◆ WORK INSTRUCTIONS ◆
Which lines hold the word "heading"? Copy each one.

Raw records:
==============================
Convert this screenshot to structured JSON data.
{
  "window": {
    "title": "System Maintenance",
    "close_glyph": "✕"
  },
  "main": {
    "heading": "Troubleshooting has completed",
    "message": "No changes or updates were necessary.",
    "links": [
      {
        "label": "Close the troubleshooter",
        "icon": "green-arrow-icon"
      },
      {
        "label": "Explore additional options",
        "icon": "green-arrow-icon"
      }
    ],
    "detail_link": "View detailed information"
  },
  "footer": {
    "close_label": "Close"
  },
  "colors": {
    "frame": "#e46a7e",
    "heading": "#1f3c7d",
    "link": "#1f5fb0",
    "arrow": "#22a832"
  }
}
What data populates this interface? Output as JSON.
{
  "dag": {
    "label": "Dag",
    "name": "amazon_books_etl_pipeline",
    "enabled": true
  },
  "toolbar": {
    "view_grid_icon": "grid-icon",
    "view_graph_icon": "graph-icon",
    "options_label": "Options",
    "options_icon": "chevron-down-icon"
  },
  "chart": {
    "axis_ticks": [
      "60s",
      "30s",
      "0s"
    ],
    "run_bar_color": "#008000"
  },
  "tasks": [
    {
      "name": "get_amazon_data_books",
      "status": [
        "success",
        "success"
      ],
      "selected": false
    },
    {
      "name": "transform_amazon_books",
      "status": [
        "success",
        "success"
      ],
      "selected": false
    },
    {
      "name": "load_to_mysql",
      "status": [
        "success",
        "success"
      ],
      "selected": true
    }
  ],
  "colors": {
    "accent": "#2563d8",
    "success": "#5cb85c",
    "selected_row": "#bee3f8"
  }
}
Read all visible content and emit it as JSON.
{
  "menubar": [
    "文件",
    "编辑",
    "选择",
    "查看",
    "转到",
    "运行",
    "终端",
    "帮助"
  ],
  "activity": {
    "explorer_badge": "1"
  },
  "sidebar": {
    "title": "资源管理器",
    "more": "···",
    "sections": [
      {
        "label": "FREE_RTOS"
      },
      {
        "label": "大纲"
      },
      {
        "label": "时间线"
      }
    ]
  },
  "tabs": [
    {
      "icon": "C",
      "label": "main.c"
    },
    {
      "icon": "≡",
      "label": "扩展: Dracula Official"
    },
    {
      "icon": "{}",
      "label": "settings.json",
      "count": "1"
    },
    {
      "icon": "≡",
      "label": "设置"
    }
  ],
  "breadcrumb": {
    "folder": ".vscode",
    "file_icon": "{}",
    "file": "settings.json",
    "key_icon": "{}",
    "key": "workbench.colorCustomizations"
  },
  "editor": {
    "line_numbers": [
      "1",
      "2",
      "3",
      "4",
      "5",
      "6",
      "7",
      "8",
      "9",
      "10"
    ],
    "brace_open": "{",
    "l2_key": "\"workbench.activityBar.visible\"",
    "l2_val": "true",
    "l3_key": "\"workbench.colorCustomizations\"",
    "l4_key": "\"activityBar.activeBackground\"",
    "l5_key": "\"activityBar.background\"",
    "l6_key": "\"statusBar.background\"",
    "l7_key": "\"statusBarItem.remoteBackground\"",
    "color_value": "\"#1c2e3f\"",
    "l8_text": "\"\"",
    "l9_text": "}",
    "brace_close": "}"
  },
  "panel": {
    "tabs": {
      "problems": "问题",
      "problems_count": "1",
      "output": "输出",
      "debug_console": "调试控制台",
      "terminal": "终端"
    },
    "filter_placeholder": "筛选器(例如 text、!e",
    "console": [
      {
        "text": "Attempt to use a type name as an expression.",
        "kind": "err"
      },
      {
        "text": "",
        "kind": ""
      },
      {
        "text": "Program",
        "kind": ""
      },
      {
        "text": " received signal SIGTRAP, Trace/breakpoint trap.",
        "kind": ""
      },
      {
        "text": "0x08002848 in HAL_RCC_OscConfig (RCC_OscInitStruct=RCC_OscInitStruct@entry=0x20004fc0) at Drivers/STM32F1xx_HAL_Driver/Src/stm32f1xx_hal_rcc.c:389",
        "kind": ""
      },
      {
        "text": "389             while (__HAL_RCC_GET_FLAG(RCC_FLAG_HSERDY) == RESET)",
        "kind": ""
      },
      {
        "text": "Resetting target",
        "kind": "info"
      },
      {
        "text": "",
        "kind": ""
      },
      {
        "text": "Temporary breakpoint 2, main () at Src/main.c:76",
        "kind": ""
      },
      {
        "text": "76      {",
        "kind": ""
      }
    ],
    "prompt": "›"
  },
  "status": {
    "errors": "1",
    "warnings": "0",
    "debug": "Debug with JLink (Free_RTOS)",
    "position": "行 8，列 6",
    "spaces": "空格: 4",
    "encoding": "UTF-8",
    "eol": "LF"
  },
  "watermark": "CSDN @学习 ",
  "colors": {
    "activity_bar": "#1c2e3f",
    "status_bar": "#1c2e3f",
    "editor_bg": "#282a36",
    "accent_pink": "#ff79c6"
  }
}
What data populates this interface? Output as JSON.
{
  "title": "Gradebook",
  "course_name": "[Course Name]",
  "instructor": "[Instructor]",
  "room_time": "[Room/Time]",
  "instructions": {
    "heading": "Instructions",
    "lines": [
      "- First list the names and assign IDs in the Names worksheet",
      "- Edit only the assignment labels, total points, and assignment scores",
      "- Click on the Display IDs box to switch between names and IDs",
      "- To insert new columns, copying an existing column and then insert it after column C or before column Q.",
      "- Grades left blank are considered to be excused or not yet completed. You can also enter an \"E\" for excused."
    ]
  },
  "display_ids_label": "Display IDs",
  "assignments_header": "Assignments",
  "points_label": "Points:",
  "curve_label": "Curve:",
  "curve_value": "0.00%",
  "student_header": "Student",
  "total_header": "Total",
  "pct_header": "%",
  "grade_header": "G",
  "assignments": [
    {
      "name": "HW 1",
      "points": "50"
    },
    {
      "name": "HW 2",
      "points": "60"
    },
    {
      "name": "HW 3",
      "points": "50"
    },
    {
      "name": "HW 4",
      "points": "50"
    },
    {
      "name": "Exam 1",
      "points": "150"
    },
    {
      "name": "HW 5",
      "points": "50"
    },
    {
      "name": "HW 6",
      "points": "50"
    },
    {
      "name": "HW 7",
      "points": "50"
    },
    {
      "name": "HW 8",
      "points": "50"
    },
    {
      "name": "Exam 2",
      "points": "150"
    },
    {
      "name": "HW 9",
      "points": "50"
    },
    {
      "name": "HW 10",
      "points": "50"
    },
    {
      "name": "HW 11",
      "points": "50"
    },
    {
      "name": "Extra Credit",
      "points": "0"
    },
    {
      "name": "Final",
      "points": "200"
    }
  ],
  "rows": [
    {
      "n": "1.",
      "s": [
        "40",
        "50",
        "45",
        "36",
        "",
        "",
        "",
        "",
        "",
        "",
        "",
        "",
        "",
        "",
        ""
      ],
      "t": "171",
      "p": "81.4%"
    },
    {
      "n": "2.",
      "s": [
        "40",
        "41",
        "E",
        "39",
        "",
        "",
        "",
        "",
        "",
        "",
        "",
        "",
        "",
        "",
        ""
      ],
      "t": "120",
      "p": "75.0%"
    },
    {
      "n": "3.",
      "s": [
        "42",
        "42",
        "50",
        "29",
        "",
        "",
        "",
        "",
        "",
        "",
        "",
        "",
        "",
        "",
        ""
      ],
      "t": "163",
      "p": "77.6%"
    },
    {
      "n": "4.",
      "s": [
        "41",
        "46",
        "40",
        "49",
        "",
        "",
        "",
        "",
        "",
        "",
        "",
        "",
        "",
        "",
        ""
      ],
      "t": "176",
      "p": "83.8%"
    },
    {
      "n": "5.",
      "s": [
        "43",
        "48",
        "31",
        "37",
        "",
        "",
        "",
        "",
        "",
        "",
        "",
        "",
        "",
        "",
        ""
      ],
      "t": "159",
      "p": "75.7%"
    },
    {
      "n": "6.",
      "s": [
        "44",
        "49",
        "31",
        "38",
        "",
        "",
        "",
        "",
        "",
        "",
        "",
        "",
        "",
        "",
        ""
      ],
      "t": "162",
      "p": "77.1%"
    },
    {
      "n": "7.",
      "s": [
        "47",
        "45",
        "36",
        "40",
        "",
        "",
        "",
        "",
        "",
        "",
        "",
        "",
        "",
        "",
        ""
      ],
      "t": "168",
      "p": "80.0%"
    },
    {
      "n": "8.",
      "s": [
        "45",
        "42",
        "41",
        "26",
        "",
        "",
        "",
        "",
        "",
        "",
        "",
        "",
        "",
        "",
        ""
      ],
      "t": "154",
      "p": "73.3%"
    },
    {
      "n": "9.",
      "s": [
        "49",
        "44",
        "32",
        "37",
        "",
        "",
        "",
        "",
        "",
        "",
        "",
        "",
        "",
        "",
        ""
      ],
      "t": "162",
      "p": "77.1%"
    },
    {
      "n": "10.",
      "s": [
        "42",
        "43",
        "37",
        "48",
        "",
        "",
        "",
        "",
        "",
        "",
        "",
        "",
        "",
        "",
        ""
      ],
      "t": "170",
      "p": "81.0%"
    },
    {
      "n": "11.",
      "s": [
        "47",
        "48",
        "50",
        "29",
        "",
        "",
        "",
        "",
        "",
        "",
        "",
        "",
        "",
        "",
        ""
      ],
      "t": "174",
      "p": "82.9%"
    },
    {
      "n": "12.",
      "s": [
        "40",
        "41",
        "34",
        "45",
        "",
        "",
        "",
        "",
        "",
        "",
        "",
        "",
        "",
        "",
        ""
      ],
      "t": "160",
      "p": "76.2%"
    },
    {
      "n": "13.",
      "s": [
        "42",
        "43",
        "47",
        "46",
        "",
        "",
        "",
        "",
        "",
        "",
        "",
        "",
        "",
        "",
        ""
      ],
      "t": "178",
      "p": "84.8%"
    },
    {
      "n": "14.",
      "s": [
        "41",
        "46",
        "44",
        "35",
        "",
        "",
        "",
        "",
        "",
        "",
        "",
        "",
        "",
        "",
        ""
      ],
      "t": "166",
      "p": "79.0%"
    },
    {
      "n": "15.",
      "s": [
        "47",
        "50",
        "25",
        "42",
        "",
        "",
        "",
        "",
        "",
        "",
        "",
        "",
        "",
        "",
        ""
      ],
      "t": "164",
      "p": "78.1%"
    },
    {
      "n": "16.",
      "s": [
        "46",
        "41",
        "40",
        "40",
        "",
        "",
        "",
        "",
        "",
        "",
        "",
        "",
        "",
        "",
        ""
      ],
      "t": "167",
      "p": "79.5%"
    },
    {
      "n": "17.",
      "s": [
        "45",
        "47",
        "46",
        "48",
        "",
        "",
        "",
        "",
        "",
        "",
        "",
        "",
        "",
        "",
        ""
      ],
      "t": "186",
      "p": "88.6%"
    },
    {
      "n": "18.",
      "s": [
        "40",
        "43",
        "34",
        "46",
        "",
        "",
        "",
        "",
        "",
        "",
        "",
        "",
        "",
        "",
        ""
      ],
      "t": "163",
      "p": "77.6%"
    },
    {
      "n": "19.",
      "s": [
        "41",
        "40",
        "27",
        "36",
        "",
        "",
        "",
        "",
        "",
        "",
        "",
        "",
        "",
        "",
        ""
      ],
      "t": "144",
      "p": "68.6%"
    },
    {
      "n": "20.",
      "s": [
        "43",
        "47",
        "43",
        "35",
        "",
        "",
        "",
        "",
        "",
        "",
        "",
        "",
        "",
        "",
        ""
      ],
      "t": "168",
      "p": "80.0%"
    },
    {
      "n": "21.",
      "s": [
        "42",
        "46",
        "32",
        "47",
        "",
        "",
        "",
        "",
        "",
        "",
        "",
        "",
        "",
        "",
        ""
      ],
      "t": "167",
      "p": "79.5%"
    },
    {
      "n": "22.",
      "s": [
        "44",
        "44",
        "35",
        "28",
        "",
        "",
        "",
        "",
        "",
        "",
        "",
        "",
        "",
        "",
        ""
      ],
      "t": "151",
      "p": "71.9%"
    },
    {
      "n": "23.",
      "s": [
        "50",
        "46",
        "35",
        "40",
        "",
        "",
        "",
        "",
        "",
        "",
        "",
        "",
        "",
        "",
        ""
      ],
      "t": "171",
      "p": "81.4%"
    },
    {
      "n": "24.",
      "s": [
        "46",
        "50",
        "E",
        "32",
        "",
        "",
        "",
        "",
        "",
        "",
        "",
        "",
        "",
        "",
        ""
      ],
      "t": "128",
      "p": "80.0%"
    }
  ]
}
==============================
◆ REPLY TO THE TASK ◆
    "heading": "Troubleshooting has completed",
    "heading": "#1f3c7d",
    "heading": "Instructions",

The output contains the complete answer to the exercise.